YOUR TASK:
Write out each line beneath this one exactly as it reads.

▽

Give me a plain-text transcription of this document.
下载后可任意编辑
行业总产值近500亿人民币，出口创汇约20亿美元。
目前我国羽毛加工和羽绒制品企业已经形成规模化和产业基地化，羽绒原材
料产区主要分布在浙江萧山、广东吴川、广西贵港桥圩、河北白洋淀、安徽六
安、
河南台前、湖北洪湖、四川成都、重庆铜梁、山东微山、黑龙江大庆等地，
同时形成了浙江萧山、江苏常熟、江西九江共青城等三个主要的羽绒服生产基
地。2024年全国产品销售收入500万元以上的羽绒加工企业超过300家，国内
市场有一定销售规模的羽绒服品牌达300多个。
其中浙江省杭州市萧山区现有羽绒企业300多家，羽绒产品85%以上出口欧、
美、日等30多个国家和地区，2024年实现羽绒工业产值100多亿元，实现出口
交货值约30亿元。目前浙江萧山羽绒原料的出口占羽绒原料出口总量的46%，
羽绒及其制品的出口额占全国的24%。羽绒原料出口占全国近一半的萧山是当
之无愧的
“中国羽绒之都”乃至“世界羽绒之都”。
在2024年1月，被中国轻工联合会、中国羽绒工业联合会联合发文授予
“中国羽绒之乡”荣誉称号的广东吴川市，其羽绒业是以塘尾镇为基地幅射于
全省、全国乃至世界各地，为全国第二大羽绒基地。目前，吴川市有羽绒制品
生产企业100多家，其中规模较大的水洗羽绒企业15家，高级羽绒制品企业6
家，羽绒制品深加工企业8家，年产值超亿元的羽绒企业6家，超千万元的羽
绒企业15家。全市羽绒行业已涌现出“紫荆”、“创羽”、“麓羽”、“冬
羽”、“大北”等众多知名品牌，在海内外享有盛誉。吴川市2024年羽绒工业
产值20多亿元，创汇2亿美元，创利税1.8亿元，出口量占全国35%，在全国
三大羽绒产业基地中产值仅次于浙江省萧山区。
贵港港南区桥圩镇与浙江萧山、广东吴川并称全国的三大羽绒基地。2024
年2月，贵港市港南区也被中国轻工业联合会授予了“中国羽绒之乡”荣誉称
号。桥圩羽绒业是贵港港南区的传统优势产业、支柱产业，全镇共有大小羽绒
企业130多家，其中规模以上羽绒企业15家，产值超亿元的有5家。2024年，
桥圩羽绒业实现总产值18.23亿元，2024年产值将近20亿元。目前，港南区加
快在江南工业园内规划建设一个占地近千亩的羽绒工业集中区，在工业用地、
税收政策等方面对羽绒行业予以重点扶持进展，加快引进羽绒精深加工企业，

△

WORKED SOLUTION:
Give me a plain-text transcription of this document.
下载后可任意编辑
行业总产值近500亿人民币，出口创汇约20亿美元。
目前我国羽毛加工和羽绒制品企业已经形成规模化和产业基地化，羽绒原材
料产区主要分布在浙江萧山、广东吴川、广西贵港桥圩、河北白洋淀、安徽六
安、
河南台前、湖北洪湖、四川成都、重庆铜梁、山东微山、黑龙江大庆等地，
同时形成了浙江萧山、江苏常熟、江西九江共青城等三个主要的羽绒服生产基
地。2024年全国产品销售收入500万元以上的羽绒加工企业超过300家，国内
市场有一定销售规模的羽绒服品牌达300多个。
其中浙江省杭州市萧山区现有羽绒企业300多家，羽绒产品85%以上出口欧、
美、日等30多个国家和地区，2024年实现羽绒工业产值100多亿元，实现出口
交货值约30亿元。目前浙江萧山羽绒原料的出口占羽绒原料出口总量的46%，
羽绒及其制品的出口额占全国的24%。羽绒原料出口占全国近一半的萧山是当
之无愧的
“中国羽绒之都”乃至“世界羽绒之都”。
在2024年1月，被中国轻工联合会、中国羽绒工业联合会联合发文授予
“中国羽绒之乡”荣誉称号的广东吴川市，其羽绒业是以塘尾镇为基地幅射于
全省、全国乃至世界各地，为全国第二大羽绒基地。目前，吴川市有羽绒制品
生产企业100多家，其中规模较大的水洗羽绒企业15家，高级羽绒制品企业6
家，羽绒制品深加工企业8家，年产值超亿元的羽绒企业6家，超千万元的羽
绒企业15家。全市羽绒行业已涌现出“紫荆”、“创羽”、“麓羽”、“冬
羽”、“大北”等众多知名品牌，在海内外享有盛誉。吴川市2024年羽绒工业
产值20多亿元，创汇2亿美元，创利税1.8亿元，出口量占全国35%，在全国
三大羽绒产业基地中产值仅次于浙江省萧山区。
贵港港南区桥圩镇与浙江萧山、广东吴川并称全国的三大羽绒基地。2024
年2月，贵港市港南区也被中国轻工业联合会授予了“中国羽绒之乡”荣誉称
号。桥圩羽绒业是贵港港南区的传统优势产业、支柱产业，全镇共有大小羽绒
企业130多家，其中规模以上羽绒企业15家，产值超亿元的有5家。2024年，
桥圩羽绒业实现总产值18.23亿元，2024年产值将近20亿元。目前，港南区加
快在江南工业园内规划建设一个占地近千亩的羽绒工业集中区，在工业用地、
税收政策等方面对羽绒行业予以重点扶持进展，加快引进羽绒精深加工企业，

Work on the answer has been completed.